§ STATED TASK: Reproduce the records below exactly as given.

§ RECORD EXTRACTS:
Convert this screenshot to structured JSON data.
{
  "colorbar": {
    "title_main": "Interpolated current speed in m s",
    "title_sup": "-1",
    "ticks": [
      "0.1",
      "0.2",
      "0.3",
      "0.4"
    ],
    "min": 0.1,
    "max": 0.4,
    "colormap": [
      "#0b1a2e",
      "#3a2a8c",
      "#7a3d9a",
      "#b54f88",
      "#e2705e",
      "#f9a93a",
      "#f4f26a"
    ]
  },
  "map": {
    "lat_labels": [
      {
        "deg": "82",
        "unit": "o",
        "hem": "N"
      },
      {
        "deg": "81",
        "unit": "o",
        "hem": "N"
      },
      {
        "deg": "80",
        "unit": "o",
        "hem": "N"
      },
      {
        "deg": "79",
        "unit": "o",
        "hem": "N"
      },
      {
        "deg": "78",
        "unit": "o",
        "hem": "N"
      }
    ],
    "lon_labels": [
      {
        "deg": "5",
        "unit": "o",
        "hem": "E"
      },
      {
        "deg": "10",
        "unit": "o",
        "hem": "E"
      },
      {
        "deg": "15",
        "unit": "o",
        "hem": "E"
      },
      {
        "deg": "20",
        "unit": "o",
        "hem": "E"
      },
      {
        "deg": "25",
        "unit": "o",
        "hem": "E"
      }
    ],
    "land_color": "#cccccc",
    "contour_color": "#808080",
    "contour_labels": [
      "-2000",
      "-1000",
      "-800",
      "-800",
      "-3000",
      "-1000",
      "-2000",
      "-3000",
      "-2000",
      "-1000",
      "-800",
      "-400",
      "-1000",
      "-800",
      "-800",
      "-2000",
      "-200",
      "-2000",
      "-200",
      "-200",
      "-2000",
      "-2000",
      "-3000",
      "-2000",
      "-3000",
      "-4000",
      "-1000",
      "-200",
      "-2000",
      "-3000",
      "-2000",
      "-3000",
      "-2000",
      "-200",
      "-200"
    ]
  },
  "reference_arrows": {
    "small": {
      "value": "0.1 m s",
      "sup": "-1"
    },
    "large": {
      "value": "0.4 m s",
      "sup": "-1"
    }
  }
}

§ EXERCISE OUTPUT:
Convert this screenshot to structured JSON data.
{
  "colorbar": {
    "title_main": "Interpolated current speed in m s",
    "title_sup": "-1",
    "ticks": [
      "0.1",
      "0.2",
      "0.3",
      "0.4"
    ],
    "min": 0.1,
    "max": 0.4,
    "colormap": [
      "#0b1a2e",
      "#3a2a8c",
      "#7a3d9a",
      "#b54f88",
      "#e2705e",
      "#f9a93a",
      "#f4f26a"
    ]
  },
  "map": {
    "lat_labels": [
      {
        "deg": "82",
        "unit": "o",
        "hem": "N"
      },
      {
        "deg": "81",
        "unit": "o",
        "hem": "N"
      },
      {
        "deg": "80",
        "unit": "o",
        "hem": "N"
      },
      {
        "deg": "79",
        "unit": "o",
        "hem": "N"
      },
      {
        "deg": "78",
        "unit": "o",
        "hem": "N"
      }
    ],
    "lon_labels": [
      {
        "deg": "5",
        "unit": "o",
        "hem": "E"
      },
      {
        "deg": "10",
        "unit": "o",
        "hem": "E"
      },
      {
        "deg": "15",
        "unit": "o",
        "hem": "E"
      },
      {
        "deg": "20",
        "unit": "o",
        "hem": "E"
      },
      {
        "deg": "25",
        "unit": "o",
        "hem": "E"
      }
    ],
    "land_color": "#cccccc",
    "contour_color": "#808080",
    "contour_labels": [
      "-2000",
      "-1000",
      "-800",
      "-800",
      "-3000",
      "-1000",
      "-2000",
      "-3000",
      "-2000",
      "-1000",
      "-800",
      "-400",
      "-1000",
      "-800",
      "-800",
      "-2000",
      "-200",
      "-2000",
      "-200",
      "-200",
      "-2000",
      "-2000",
      "-3000",
      "-2000",
      "-3000",
      "-4000",
      "-1000",
      "-200",
      "-2000",
      "-3000",
      "-2000",
      "-3000",
      "-2000",
      "-200",
      "-200"
    ]
  },
  "reference_arrows": {
    "small": {
      "value": "0.1 m s",
      "sup": "-1"
    },
    "large": {
      "value": "0.4 m s",
      "sup": "-1"
    }
  }
}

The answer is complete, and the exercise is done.